--- Exercise inputs ---

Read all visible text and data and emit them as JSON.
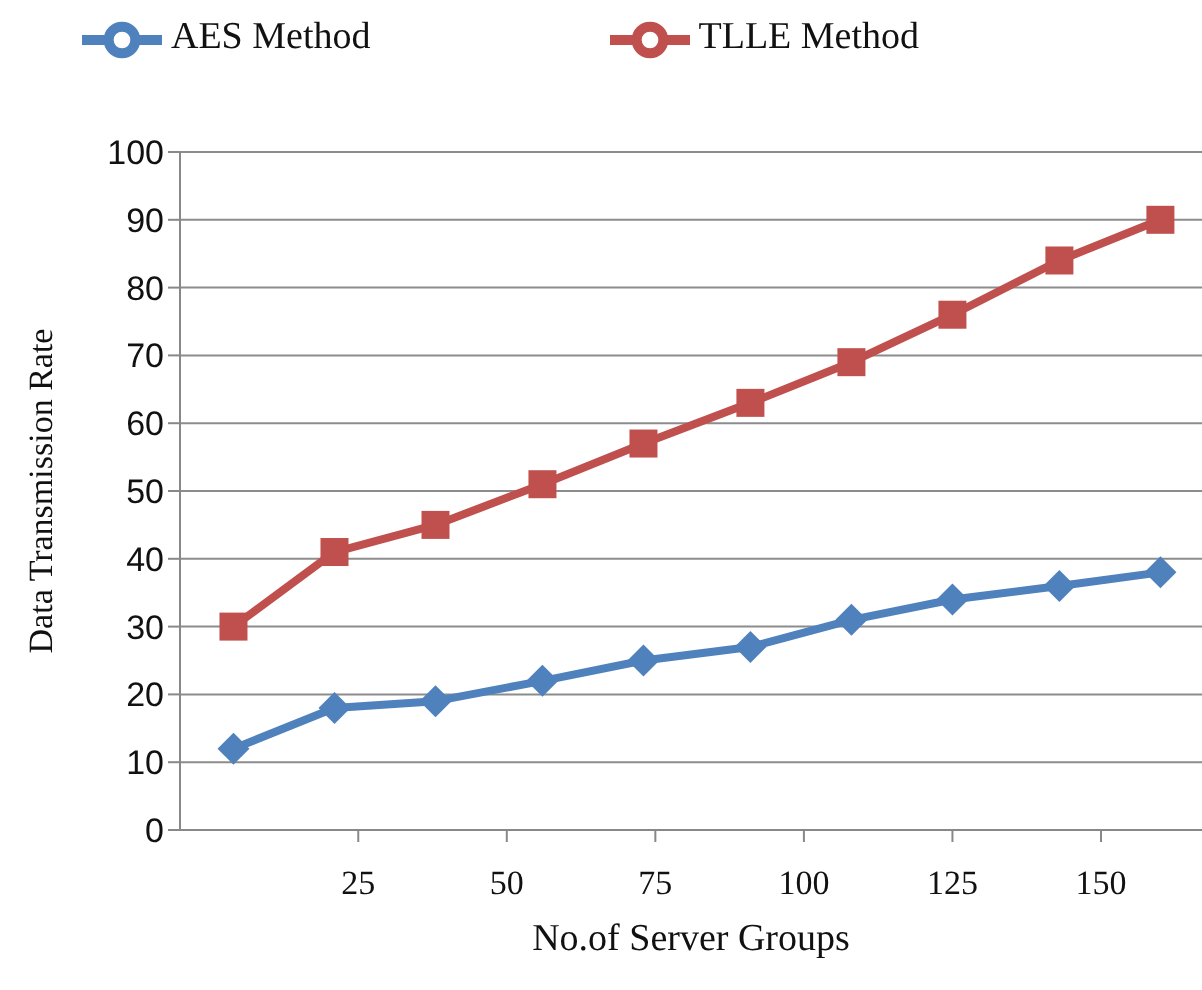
{
  "chart_data": {
    "type": "line",
    "xlabel": "No.of Server Groups",
    "ylabel": "Data Transmission  Rate",
    "x": [
      4,
      21,
      38,
      56,
      73,
      91,
      108,
      125,
      143,
      160
    ],
    "xlim": [
      -5,
      167
    ],
    "xticks": [
      25,
      50,
      75,
      100,
      125,
      150
    ],
    "ylim": [
      0,
      100
    ],
    "yticks": [
      0,
      10,
      20,
      30,
      40,
      50,
      60,
      70,
      80,
      90,
      100
    ],
    "grid": "y",
    "legend": "top",
    "line_style": "solid",
    "series": [
      {
        "name": "TLLE Method",
        "color": "#c0504d",
        "marker": "square",
        "values": [
          30,
          41,
          45,
          51,
          57,
          63,
          69,
          76,
          84,
          90
        ]
      },
      {
        "name": "AES Method",
        "color": "#4f81bd",
        "marker": "diamond",
        "values": [
          12,
          18,
          19,
          22,
          25,
          27,
          31,
          34,
          36,
          38
        ]
      }
    ]
  }
}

---

Set problem
Your task is an exact transcription of all the data, minus the pictures.

Exercise answer
Read all visible text and data and emit them as JSON.
{
  "chart_data": {
    "type": "line",
    "xlabel": "No.of Server Groups",
    "ylabel": "Data Transmission  Rate",
    "x": [
      4,
      21,
      38,
      56,
      73,
      91,
      108,
      125,
      143,
      160
    ],
    "xlim": [
      -5,
      167
    ],
    "xticks": [
      25,
      50,
      75,
      100,
      125,
      150
    ],
    "ylim": [
      0,
      100
    ],
    "yticks": [
      0,
      10,
      20,
      30,
      40,
      50,
      60,
      70,
      80,
      90,
      100
    ],
    "grid": "y",
    "legend": "top",
    "line_style": "solid",
    "series": [
      {
        "name": "TLLE Method",
        "color": "#c0504d",
        "marker": "square",
        "values": [
          30,
          41,
          45,
          51,
          57,
          63,
          69,
          76,
          84,
          90
        ]
      },
      {
        "name": "AES Method",
        "color": "#4f81bd",
        "marker": "diamond",
        "values": [
          12,
          18,
          19,
          22,
          25,
          27,
          31,
          34,
          36,
          38
        ]
      }
    ]
  }
}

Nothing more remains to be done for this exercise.